# Written problem:
Go through the listing beneath this task and return every line that carries the string "Acidic".

┄┄┄┄┄┄

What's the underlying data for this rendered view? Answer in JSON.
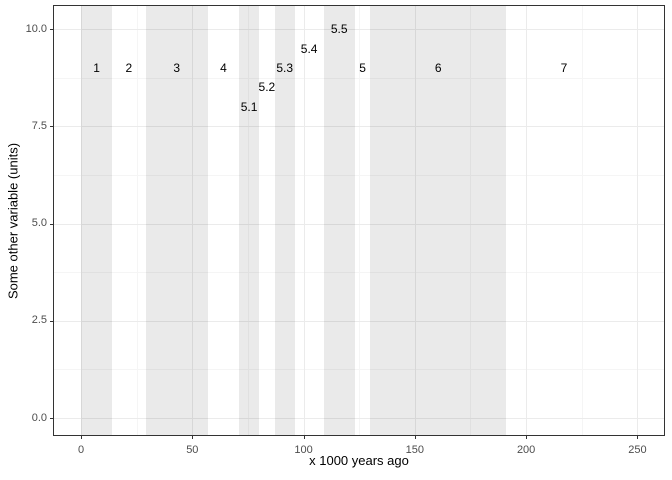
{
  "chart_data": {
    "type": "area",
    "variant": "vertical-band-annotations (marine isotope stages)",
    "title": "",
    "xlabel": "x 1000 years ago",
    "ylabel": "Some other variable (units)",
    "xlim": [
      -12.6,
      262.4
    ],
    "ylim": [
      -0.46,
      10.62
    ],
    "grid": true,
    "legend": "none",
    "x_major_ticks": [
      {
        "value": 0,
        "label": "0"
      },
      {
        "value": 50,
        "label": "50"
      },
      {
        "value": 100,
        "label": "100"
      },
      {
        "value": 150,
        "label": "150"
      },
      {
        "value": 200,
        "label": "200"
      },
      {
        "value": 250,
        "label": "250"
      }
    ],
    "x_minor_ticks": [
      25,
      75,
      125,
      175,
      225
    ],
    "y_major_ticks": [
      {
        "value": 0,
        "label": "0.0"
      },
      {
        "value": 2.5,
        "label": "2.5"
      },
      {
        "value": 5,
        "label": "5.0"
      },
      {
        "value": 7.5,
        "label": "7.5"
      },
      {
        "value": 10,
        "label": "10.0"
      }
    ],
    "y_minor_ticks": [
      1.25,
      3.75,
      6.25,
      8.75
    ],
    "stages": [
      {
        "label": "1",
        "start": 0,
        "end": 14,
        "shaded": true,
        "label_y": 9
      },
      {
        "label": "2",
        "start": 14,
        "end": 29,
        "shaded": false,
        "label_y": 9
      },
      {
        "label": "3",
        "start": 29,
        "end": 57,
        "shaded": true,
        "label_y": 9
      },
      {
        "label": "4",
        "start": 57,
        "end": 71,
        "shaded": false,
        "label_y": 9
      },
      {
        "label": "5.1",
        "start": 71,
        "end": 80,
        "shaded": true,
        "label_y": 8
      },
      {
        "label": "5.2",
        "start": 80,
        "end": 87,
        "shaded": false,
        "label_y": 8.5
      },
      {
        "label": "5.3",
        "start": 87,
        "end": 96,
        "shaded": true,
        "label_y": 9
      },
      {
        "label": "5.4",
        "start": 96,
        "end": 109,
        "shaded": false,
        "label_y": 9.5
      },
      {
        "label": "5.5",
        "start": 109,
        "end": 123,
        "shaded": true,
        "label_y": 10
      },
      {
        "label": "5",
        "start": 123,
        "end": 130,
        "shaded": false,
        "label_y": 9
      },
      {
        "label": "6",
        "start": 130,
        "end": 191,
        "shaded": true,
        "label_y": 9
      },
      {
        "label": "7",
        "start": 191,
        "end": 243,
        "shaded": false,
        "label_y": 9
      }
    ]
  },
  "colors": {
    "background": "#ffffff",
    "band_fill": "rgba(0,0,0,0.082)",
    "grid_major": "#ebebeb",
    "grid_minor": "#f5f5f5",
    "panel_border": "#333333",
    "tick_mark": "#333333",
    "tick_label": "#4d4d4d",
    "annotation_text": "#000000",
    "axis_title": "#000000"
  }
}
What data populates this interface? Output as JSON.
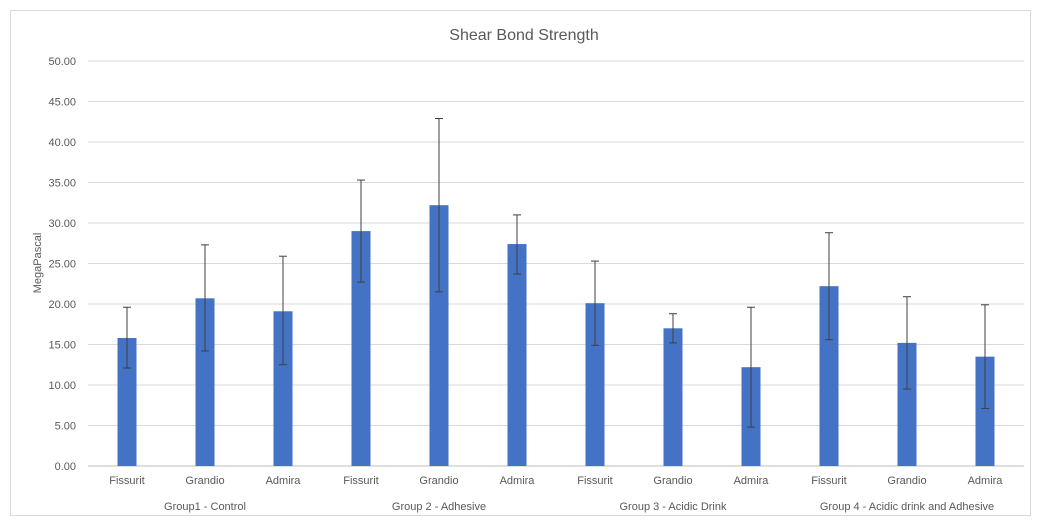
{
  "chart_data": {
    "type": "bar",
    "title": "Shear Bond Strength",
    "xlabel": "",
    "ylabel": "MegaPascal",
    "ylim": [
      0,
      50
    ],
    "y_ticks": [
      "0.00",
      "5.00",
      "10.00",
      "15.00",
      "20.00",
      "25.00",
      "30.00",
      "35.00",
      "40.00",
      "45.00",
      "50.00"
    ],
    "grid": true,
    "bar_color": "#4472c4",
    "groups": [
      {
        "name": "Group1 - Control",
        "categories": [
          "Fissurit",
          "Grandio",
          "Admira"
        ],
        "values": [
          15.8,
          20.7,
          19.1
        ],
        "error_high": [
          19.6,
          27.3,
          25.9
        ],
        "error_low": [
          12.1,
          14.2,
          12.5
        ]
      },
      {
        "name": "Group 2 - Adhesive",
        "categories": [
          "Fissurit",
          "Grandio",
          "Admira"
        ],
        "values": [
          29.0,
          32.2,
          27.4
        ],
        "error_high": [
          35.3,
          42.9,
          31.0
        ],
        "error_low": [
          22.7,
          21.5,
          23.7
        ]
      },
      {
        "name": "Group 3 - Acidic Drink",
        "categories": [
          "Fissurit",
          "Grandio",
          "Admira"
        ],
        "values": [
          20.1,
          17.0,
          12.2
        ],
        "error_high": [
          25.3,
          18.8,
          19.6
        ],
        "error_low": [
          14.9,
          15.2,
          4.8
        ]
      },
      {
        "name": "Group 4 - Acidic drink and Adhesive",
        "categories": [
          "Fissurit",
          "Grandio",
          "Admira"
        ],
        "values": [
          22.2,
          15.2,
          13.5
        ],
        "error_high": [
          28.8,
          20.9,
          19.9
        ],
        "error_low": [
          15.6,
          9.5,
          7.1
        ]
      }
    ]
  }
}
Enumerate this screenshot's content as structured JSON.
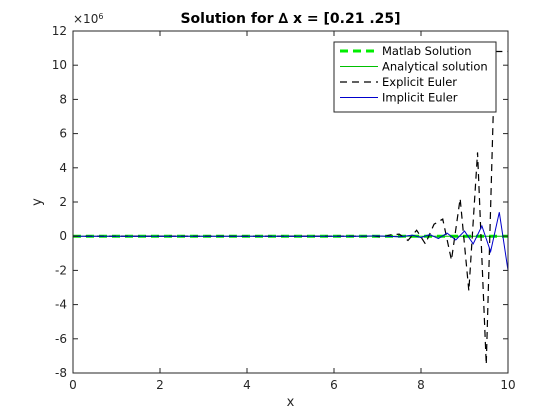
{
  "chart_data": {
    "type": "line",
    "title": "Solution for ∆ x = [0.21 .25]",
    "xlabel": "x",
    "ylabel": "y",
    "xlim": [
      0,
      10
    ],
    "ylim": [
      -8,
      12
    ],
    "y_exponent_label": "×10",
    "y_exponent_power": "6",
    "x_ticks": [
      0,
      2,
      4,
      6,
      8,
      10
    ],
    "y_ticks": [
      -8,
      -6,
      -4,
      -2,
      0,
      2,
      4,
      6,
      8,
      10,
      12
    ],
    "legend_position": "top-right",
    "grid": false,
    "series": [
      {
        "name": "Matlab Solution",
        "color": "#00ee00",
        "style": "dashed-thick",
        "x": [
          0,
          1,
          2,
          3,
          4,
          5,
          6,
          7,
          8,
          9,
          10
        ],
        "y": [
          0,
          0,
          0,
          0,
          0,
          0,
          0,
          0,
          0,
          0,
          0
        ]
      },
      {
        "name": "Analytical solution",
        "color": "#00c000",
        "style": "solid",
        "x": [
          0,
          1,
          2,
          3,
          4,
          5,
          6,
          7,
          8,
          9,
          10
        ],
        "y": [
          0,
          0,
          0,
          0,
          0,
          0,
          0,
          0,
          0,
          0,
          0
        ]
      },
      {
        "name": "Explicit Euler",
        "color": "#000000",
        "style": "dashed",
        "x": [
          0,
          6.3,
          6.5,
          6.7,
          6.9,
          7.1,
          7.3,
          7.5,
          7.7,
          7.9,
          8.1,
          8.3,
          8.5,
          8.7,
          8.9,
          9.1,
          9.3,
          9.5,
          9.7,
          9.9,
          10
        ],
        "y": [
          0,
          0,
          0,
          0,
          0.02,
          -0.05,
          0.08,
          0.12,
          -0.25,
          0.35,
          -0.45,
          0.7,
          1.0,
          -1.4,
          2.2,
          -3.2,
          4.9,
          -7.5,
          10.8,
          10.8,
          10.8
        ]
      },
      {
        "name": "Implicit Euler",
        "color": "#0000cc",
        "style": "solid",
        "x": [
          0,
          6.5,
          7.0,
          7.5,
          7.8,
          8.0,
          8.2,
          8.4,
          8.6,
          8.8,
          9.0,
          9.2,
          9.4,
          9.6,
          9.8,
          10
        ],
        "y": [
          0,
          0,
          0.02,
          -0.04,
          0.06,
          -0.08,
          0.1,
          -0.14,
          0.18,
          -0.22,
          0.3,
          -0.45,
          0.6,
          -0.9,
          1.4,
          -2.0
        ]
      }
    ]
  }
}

┄┄┄┄┄┄

# Answer to the task:
        "name": "Group 3 - Acidic Drink",
        "name": "Group 4 - Acidic drink and Adhesive",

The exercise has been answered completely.